> _Exercise task_
Copy the material verbatim from its first line through the line holding "Bar xyxy=(67,92,609,137)", including both.

> _Material provided_
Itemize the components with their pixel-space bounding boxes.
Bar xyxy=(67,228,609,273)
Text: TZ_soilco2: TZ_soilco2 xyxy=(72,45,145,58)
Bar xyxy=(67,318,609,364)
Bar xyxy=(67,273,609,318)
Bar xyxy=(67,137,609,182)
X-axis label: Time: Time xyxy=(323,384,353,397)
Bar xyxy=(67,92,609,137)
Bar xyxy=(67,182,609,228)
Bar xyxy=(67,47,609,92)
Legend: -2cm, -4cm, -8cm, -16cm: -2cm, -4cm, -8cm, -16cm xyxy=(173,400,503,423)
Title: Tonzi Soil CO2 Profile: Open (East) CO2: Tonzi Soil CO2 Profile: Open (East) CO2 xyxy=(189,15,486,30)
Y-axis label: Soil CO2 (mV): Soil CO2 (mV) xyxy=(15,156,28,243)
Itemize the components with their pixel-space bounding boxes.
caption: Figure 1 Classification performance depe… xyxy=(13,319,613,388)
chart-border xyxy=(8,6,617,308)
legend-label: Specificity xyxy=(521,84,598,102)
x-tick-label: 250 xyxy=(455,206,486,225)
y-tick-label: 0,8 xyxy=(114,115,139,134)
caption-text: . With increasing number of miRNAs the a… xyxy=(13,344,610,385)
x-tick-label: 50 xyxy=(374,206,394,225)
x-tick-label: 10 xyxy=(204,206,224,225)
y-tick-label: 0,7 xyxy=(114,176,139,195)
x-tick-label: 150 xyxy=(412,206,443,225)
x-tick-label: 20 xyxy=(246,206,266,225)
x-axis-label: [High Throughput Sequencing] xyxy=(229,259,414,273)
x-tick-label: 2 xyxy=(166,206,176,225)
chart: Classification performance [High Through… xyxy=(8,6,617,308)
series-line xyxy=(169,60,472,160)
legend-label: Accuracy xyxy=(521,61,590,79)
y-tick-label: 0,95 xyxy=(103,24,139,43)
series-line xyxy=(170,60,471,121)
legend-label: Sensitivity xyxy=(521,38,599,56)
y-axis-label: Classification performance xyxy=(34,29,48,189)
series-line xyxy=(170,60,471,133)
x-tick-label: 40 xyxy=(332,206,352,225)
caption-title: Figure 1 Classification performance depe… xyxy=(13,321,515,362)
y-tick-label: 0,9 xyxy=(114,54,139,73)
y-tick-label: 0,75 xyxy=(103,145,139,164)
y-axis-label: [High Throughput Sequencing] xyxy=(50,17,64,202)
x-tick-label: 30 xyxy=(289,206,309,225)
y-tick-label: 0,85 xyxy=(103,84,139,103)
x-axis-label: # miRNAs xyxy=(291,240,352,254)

> _Answer below_
Itemize the components with their pixel-space bounding boxes.
Bar xyxy=(67,228,609,273)
Text: TZ_soilco2: TZ_soilco2 xyxy=(72,45,145,58)
Bar xyxy=(67,318,609,364)
Bar xyxy=(67,273,609,318)
Bar xyxy=(67,137,609,182)
X-axis label: Time: Time xyxy=(323,384,353,397)
Bar xyxy=(67,92,609,137)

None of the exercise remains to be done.